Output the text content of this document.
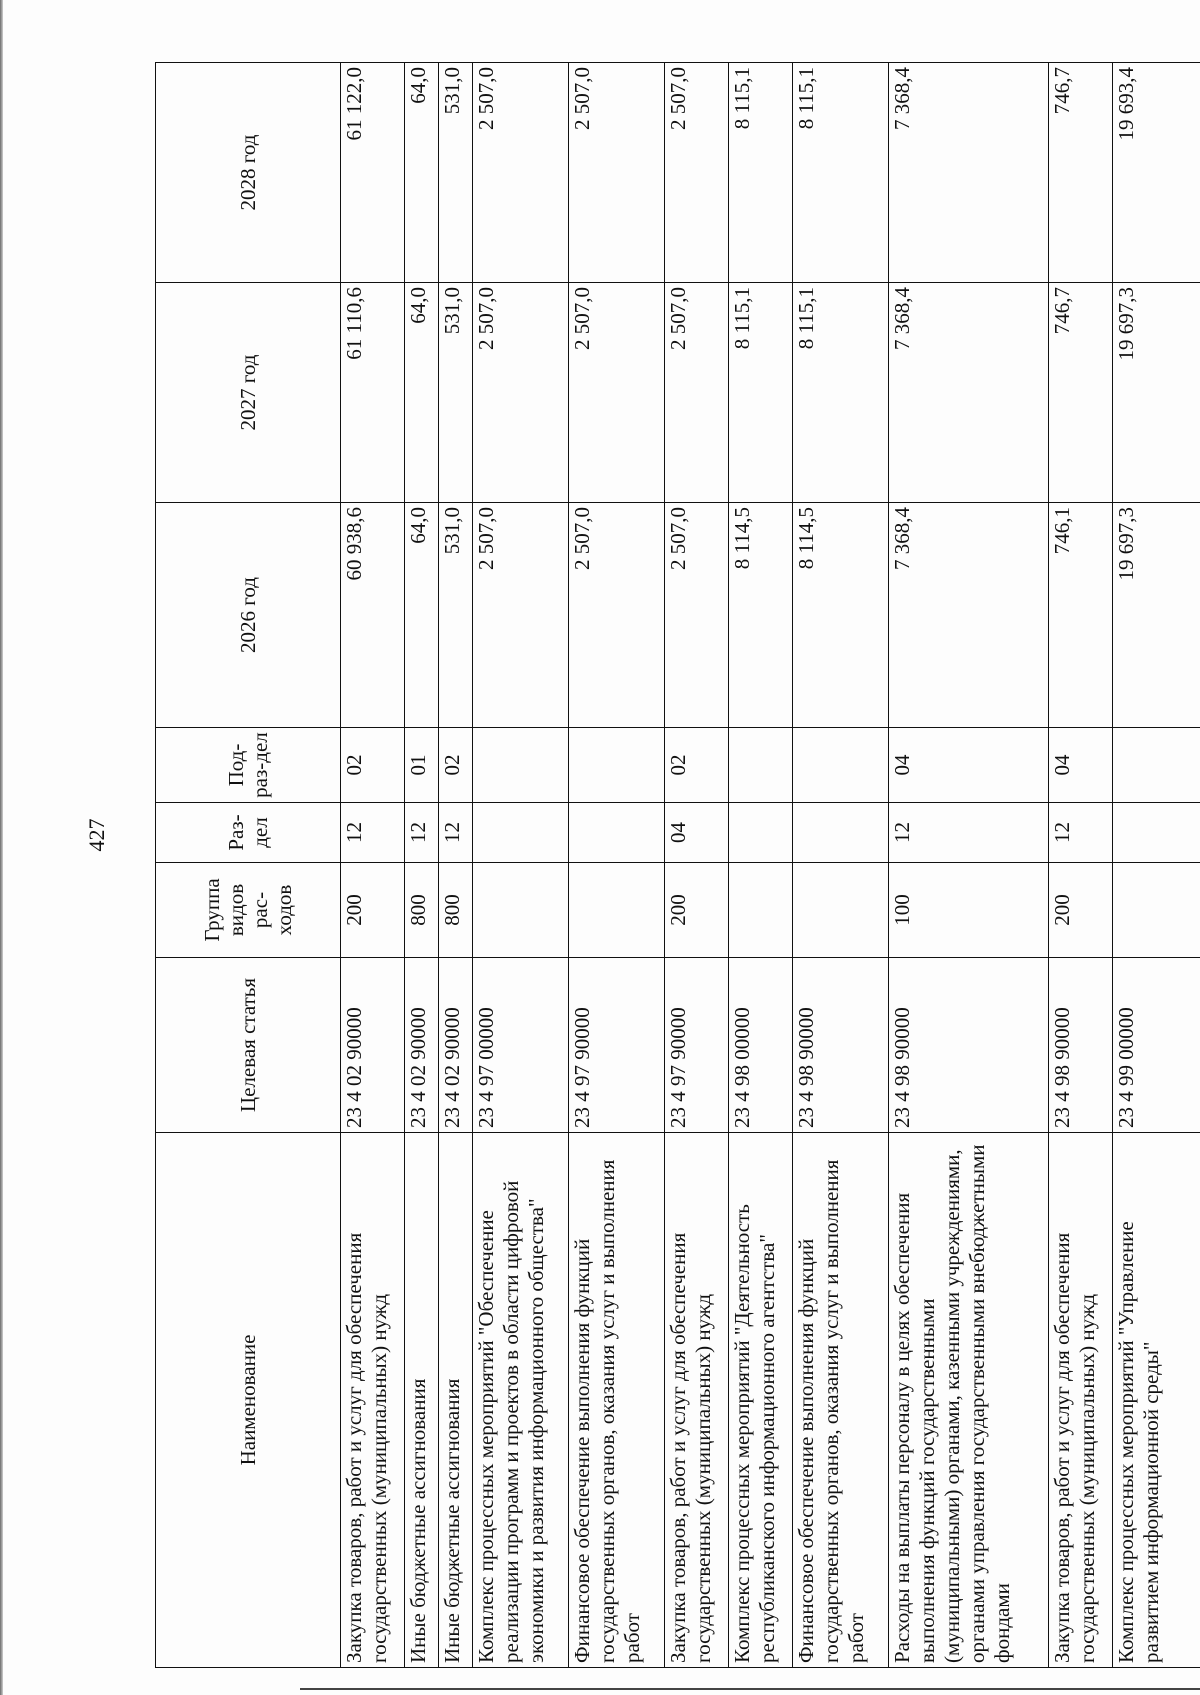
427
Наименование	Целевая статья	Группа видов рас-ходов	Раз-дел	Под-раз-дел	2026 год	2027 год	2028 год
Закупка товаров, работ и услуг для обеспечения государственных (муниципальных) нужд	23 4 02 90000	200	12	02	60 938,6	61 110,6	61 122,0
Иные бюджетные ассигнования	23 4 02 90000	800	12	01	64,0	64,0	64,0
Иные бюджетные ассигнования	23 4 02 90000	800	12	02	531,0	531,0	531,0
Комплекс процессных мероприятий "Обеспечение реализации программ и проектов в области цифровой экономики и развития информационного общества"	23 4 97 00000				2 507,0	2 507,0	2 507,0
Финансовое обеспечение выполнения функций государственных органов, оказания услуг и выполнения работ	23 4 97 90000				2 507,0	2 507,0	2 507,0
Закупка товаров, работ и услуг для обеспечения государственных (муниципальных) нужд	23 4 97 90000	200	04	02	2 507,0	2 507,0	2 507,0
Комплекс процессных мероприятий "Деятельность республиканского информационного агентства"	23 4 98 00000				8 114,5	8 115,1	8 115,1
Финансовое обеспечение выполнения функций государственных органов, оказания услуг и выполнения работ	23 4 98 90000				8 114,5	8 115,1	8 115,1
Расходы на выплаты персоналу в целях обеспечения выполнения функций государственными (муниципальными) органами, казенными учреждениями, органами управления государственными внебюджетными фондами	23 4 98 90000	100	12	04	7 368,4	7 368,4	7 368,4
Закупка товаров, работ и услуг для обеспечения государственных (муниципальных) нужд	23 4 98 90000	200	12	04	746,1	746,7	746,7
Комплекс процессных мероприятий "Управление развитием информационной среды"	23 4 99 00000				19 697,3	19 697,3	19 693,4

########################################

Return all lines containing the word "Иные".

Иные бюджетные ассигнования	23 4 02 90000	800	12	01	64,0	64,0	64,0
Иные бюджетные ассигнования	23 4 02 90000	800	12	02	531,0	531,0	531,0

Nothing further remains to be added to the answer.